SELECTED TEXT
The Strange 2001 Disappearance Of Branson Perry

For a while, some thought a man responsible for an unlicensed "gender nullification" surgery may be behind the unsolved disappearance of Branson Perry, the Columbia Missourian reported in 2008. In 2001, Perry, who was 20 years old, vanished from Skidmore, Missouri, according to Bring Branson Home, the website of Becky Klino, Perry's mother. On the day Perry went missing, he was cleaning his father's home with a friend while his father recovered in the hospital. Two men were also at the house repairing his father's car. Before he disappeared, Perry told his friend he was returning jumper cables to a storage shed on the property and was never seen again.

In 2015, Jack Wayne Rogers, a Missouri resident purportedly linked to Perry's disappearance, was sentenced to 17 years in prison for an unrelated assault and for performing illegal genital surgery, to be served consecutively with a 30-year sentence on unrelated child pornography and obscenity charges, Fox News reports. A necklace possibly resembling one Perry wore was in Rogers' possession and a message board post under a Rogers alias seemed to describe killing a man fitting Perry's description. Rogers was never charged and claims he did not kill the young man. Perry's mother later said, "I don't believe [Rogers] is responsible," and with that, Perry's case remained unresolved. 

The jumper cables showed up 2 weeks later

Adding to the mystery of Branson Perry's disappearance, the jumper cables he said he was returning to his father's shed were at first missing, but inexplicably, they showed up two weeks later where he said he would leave them, according to Branson's mother. The friend who was with Perry that day reported she witnessed him take something from a kitchen cabinet inside his father's home, and that she also saw one of the men working on Perry's father's car going through the same cabinets. When no one heard from Perry, which was out of character, his family filed a missing person's report. No one at the house otherwise reported seeing anything out of the ordinary.

[Stored data]
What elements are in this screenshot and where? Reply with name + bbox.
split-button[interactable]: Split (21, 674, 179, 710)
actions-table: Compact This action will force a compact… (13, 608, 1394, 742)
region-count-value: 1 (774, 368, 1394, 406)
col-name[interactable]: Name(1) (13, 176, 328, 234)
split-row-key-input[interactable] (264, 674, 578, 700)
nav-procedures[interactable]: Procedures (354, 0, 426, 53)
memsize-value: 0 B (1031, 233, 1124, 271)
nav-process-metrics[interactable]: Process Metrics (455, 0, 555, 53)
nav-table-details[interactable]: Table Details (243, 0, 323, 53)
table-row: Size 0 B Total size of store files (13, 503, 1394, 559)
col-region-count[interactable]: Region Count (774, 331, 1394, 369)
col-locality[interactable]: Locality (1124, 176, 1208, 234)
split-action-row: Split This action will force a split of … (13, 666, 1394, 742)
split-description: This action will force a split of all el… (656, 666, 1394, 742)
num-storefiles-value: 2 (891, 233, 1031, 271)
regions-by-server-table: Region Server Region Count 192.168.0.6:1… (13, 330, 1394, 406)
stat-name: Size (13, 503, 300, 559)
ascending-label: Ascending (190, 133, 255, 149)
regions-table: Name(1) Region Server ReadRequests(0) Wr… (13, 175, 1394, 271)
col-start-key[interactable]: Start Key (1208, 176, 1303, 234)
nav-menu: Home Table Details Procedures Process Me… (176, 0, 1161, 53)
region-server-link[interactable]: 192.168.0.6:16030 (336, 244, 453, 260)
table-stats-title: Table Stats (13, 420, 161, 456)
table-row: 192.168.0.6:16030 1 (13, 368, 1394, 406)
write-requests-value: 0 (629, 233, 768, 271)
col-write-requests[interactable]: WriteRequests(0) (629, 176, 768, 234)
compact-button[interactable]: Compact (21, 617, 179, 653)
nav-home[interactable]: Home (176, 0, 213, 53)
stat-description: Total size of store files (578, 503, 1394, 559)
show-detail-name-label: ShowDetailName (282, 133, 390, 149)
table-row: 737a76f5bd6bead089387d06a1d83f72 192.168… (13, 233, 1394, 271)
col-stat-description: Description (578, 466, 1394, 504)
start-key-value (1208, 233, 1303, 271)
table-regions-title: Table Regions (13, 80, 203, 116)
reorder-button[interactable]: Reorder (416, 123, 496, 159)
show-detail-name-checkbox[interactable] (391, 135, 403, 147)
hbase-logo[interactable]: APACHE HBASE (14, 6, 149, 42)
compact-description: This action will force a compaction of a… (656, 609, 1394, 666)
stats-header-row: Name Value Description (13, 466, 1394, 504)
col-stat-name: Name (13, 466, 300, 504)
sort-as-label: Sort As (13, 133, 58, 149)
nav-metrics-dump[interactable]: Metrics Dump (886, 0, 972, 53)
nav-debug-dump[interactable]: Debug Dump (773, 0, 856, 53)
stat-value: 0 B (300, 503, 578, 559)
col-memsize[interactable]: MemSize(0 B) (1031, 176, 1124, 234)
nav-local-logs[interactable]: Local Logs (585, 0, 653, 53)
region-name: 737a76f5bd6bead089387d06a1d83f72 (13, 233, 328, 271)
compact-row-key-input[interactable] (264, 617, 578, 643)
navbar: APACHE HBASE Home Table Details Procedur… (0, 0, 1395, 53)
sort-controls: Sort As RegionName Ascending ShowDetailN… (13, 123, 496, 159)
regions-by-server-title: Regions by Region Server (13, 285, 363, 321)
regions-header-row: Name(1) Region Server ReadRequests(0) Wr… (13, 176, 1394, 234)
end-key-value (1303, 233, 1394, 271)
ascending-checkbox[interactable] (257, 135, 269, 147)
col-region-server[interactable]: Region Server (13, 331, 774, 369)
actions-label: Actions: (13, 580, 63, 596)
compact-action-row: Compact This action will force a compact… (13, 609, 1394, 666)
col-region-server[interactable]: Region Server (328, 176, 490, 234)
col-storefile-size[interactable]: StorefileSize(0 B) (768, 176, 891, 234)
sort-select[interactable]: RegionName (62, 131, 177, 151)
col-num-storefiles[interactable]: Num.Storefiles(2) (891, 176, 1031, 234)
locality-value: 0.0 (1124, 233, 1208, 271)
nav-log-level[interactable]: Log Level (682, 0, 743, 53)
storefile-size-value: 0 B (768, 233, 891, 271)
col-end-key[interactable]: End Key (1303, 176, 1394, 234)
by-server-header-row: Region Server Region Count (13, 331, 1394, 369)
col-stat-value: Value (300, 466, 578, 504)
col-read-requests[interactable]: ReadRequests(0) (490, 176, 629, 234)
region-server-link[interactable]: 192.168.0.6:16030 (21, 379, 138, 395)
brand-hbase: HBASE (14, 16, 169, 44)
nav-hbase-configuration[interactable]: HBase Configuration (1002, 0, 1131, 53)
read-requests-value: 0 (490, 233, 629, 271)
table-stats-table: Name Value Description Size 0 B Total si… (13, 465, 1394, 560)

EXERCISES TO COMPLETE
• A. According to the article on Branson Perry's disappearance, how old was Perry when he went missing?
• B. Duplicate the part of the Branson Perry article starting at "In 2015, Jack" and ending at "case remained unresolved.".
• C. Pick up the article about Branson Perry's disappearance from the point where it stops, and keep writing.
None of the stored data is needed for these tasks.

ANSWERS TO THIS EXERCISE
• A. He was 20 years old.

• B.
In 2015, Jack Wayne Rogers, a Missouri resident purportedly linked to Perry's disappearance, was sentenced to 17 years in prison for an unrelated assault and for performing illegal genital surgery, to be served consecutively with a 30-year sentence on unrelated child pornography and obscenity charges, Fox News reports. A necklace possibly resembling one Perry wore was in Rogers' possession and a message board post under a Rogers alias seemed to describe killing a man fitting Perry's description. Rogers was never charged and claims he did not kill the young man. Perry's mother later said, "I don't believe [Rogers] is responsible," and with that, Perry's case remained unresolved.

• C.
Perry's valuables, including his wallet, were located, but from there, the Perry case went cold. Extensive searches in the area turned up no clues and no sign of Perry. According to Perry's mother, several people involved in the case took polygraph tests with mixed results, but no leads were found, and details of those tests were not revealed by law enforcement as the investigation was ongoing. Then, according to St. Joseph, Missouri news outlet News-Press NOW, in 2022 a new theory emerged from a New Jersey police officer who heard about Perry's disappearance in the media and decided to try and find out on his what happened on the day the young man vanished.

It was possibly drug related

According to New Jersey police officer Michael Kurz (via News-Press Now), when he learned about Perry's disappearance, "there were so many twists and turns that didn't add up. That's why I started researching the case, just out of curiosity." According to Kurz, a dark secret regarding Branson Perry might explain what happened, confirming something that Skidmore police had long suspected but were never able to confirm: Perry was involved in drugs, and set to enter rehab only a few days before he vanished. The case was likely drug-related.

With Kurz' help the Nodaway County Sheriff's Department, where Skidmore is located, have reportedly identified an unnamed suspect, but as of 2022, the authorities were still building their case and there were no arrests. Hampering their investigation: Perry's remains were never found. Referring to her nephew's drug problem, Perry's aunt Gail McMurray told News-Press NOW, "He kept that part of him away from me. I knew about him going camping and all the fun stuff and about his personal life, but I did not know anything about the drug life," she said.